TASK DESCRIPTION
Extract each line bearing the word "name".

LISTING
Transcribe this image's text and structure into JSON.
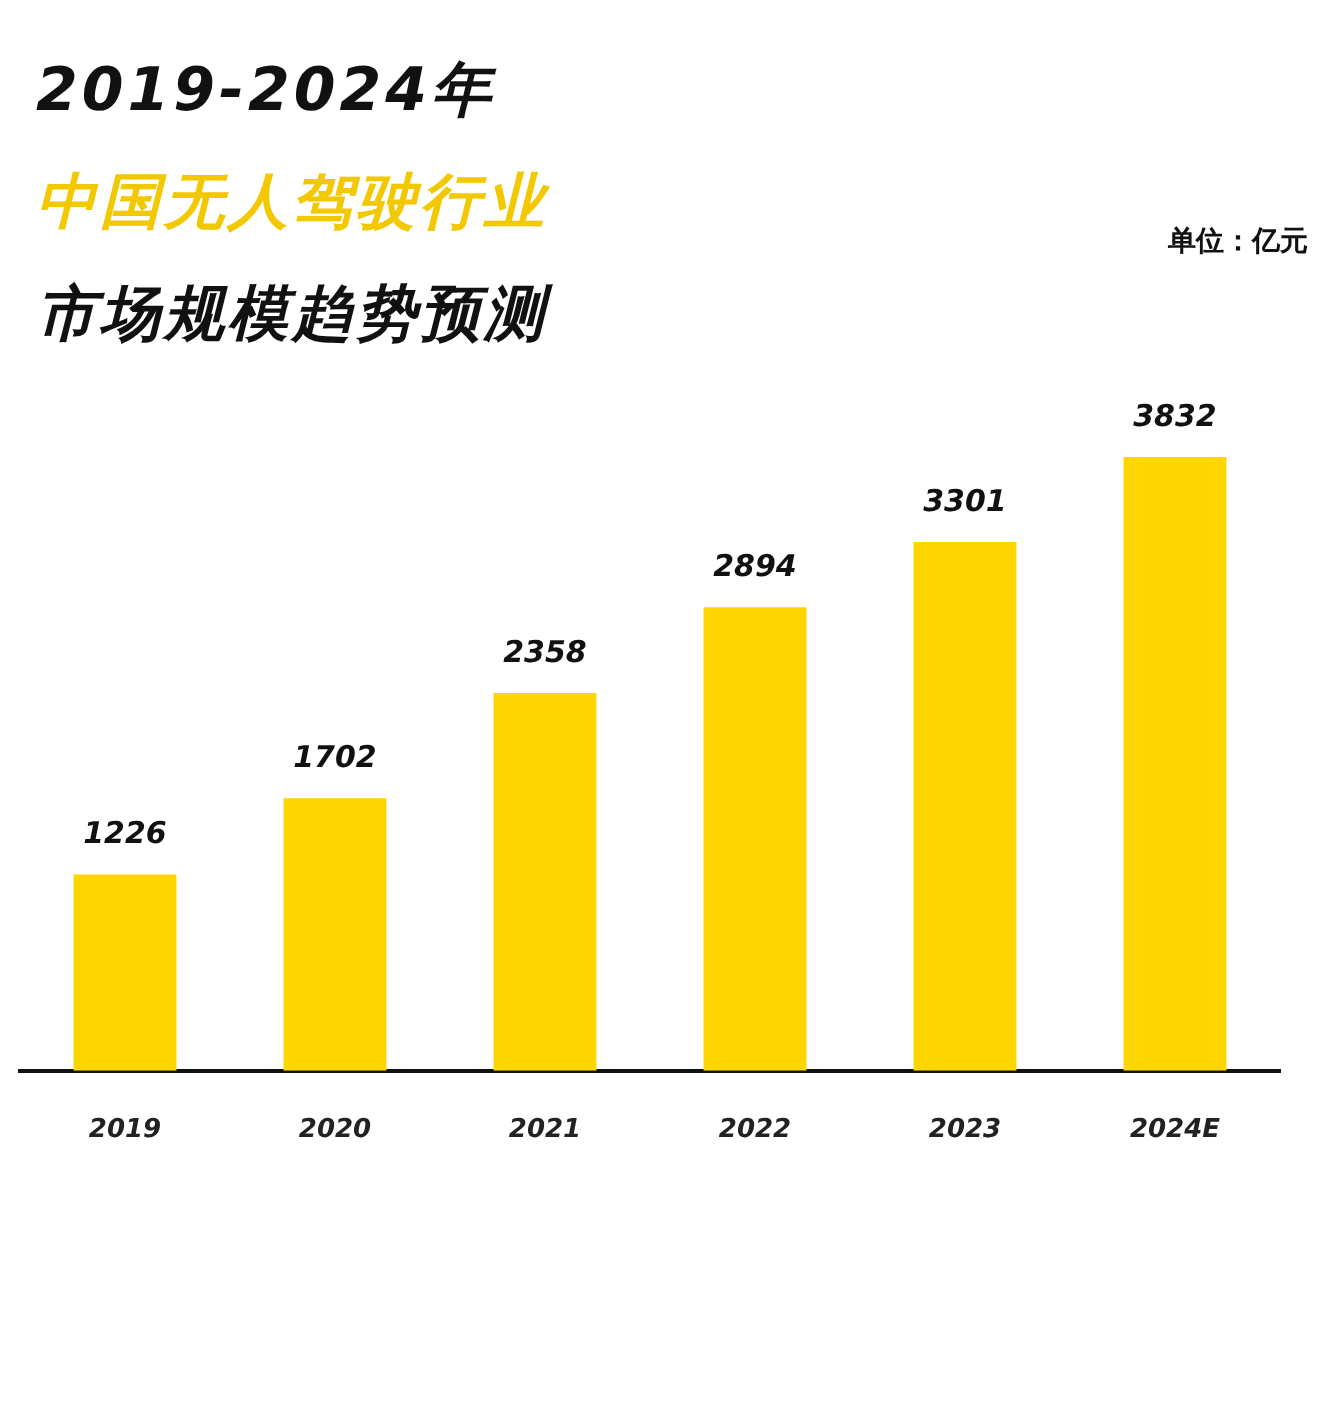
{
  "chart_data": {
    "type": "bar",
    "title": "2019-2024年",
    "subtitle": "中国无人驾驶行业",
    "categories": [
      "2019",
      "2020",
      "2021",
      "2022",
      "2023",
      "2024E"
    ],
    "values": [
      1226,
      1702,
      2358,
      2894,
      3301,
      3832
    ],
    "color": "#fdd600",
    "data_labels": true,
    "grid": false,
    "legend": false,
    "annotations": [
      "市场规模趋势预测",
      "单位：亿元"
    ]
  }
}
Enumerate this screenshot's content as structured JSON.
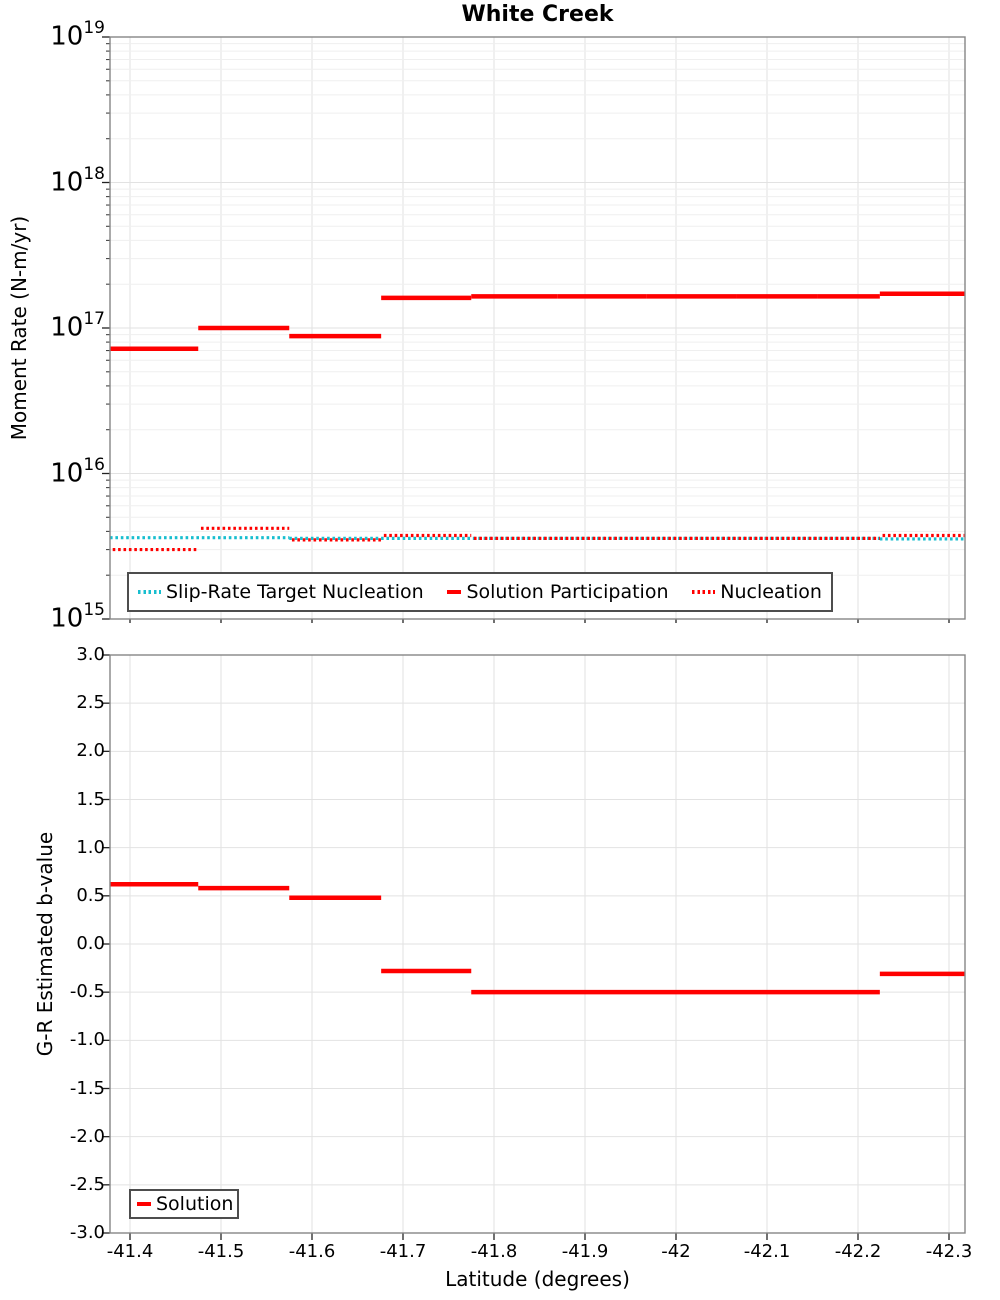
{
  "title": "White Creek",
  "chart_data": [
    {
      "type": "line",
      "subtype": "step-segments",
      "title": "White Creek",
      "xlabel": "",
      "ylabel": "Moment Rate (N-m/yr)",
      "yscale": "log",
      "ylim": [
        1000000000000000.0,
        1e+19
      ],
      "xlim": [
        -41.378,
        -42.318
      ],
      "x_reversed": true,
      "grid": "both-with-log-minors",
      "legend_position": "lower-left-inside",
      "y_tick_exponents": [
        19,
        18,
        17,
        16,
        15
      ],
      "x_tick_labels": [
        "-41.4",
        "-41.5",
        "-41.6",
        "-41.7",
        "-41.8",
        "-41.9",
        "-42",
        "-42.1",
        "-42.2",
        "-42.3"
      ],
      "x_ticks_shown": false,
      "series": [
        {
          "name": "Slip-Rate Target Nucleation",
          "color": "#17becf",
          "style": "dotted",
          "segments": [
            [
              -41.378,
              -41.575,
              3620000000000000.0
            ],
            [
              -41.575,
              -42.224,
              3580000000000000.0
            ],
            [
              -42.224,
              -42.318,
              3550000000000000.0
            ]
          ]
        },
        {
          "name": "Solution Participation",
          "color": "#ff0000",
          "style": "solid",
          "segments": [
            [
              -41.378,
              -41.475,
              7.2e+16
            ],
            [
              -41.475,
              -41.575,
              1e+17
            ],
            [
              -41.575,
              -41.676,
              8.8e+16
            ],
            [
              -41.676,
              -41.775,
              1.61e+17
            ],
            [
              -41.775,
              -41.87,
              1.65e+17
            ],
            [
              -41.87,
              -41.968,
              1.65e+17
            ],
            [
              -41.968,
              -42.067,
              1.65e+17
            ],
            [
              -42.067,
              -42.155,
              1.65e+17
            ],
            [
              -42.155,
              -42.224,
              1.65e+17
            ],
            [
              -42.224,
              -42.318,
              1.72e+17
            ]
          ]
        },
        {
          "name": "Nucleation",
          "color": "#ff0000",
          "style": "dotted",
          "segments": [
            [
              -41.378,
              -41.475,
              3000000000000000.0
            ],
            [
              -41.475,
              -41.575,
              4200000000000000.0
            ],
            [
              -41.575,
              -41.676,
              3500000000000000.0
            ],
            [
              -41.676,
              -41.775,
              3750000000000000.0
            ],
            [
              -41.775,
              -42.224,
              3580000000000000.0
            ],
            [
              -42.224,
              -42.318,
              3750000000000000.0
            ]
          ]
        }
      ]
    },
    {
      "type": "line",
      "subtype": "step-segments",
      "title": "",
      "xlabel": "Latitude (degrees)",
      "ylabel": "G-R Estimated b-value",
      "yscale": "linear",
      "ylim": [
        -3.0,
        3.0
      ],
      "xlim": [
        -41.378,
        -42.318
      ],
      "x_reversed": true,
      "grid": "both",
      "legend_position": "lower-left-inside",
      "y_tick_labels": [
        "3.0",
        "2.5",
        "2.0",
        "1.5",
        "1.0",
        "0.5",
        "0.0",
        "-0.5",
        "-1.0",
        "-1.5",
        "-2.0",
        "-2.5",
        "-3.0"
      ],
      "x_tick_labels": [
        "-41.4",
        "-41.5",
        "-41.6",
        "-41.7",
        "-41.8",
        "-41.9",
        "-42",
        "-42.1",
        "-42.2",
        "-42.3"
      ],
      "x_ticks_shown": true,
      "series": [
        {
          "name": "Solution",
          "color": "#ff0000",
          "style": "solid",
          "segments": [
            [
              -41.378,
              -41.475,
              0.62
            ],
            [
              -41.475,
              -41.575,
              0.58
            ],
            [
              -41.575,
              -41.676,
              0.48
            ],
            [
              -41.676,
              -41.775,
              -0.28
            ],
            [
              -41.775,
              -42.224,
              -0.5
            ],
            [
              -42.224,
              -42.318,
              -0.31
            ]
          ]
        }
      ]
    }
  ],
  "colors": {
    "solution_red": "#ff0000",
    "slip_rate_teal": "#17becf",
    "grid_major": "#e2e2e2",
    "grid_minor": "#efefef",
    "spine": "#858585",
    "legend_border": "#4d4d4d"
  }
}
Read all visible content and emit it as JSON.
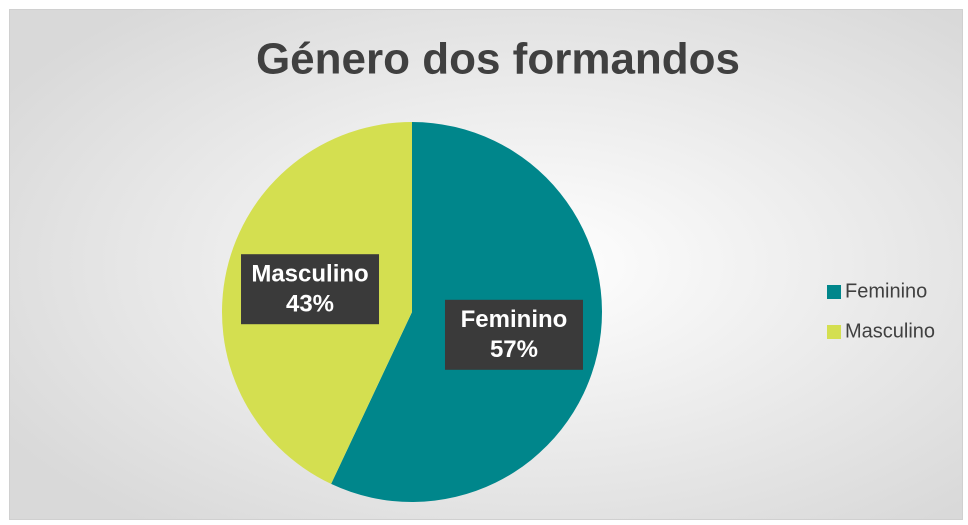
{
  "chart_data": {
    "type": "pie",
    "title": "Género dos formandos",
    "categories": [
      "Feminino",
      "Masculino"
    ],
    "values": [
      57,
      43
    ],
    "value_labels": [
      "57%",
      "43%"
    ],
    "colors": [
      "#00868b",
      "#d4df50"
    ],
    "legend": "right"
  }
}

TASK RESULT
          "name": "Slip-Rate Target Nucleation",
          "name": "Solution Participation",
          "name": "Nucleation",
          "name": "Solution",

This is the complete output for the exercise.